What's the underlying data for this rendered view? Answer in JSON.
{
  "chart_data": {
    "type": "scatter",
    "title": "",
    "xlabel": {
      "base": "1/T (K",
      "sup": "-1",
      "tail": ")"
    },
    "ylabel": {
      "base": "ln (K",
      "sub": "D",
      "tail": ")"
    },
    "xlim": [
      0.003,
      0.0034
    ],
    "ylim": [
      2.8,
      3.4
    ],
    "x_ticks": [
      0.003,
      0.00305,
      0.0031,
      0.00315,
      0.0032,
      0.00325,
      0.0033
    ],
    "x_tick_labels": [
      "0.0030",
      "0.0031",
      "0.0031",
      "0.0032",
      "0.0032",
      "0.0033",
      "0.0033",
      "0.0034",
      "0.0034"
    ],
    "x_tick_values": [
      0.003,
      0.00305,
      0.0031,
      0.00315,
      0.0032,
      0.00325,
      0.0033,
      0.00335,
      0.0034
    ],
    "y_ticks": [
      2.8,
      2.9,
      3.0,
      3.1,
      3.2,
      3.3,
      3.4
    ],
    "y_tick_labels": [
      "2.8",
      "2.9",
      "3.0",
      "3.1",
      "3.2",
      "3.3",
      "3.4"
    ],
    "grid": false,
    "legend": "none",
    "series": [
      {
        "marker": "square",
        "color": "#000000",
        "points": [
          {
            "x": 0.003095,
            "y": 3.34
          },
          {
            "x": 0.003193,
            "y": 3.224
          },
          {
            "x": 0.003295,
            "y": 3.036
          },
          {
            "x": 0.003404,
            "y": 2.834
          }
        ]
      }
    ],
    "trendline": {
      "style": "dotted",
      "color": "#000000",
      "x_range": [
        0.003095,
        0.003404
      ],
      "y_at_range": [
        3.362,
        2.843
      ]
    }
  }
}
◆ ◆ ◆
● DIRECTIONS:
Return every line exactly.

● SOLUTION:
What's the underlying data for this rendered view? Answer in JSON.
{
  "chart_data": {
    "type": "scatter",
    "title": "",
    "xlabel": {
      "base": "1/T (K",
      "sup": "-1",
      "tail": ")"
    },
    "ylabel": {
      "base": "ln (K",
      "sub": "D",
      "tail": ")"
    },
    "xlim": [
      0.003,
      0.0034
    ],
    "ylim": [
      2.8,
      3.4
    ],
    "x_ticks": [
      0.003,
      0.00305,
      0.0031,
      0.00315,
      0.0032,
      0.00325,
      0.0033
    ],
    "x_tick_labels": [
      "0.0030",
      "0.0031",
      "0.0031",
      "0.0032",
      "0.0032",
      "0.0033",
      "0.0033",
      "0.0034",
      "0.0034"
    ],
    "x_tick_values": [
      0.003,
      0.00305,
      0.0031,
      0.00315,
      0.0032,
      0.00325,
      0.0033,
      0.00335,
      0.0034
    ],
    "y_ticks": [
      2.8,
      2.9,
      3.0,
      3.1,
      3.2,
      3.3,
      3.4
    ],
    "y_tick_labels": [
      "2.8",
      "2.9",
      "3.0",
      "3.1",
      "3.2",
      "3.3",
      "3.4"
    ],
    "grid": false,
    "legend": "none",
    "series": [
      {
        "marker": "square",
        "color": "#000000",
        "points": [
          {
            "x": 0.003095,
            "y": 3.34
          },
          {
            "x": 0.003193,
            "y": 3.224
          },
          {
            "x": 0.003295,
            "y": 3.036
          },
          {
            "x": 0.003404,
            "y": 2.834
          }
        ]
      }
    ],
    "trendline": {
      "style": "dotted",
      "color": "#000000",
      "x_range": [
        0.003095,
        0.003404
      ],
      "y_at_range": [
        3.362,
        2.843
      ]
    }
  }
}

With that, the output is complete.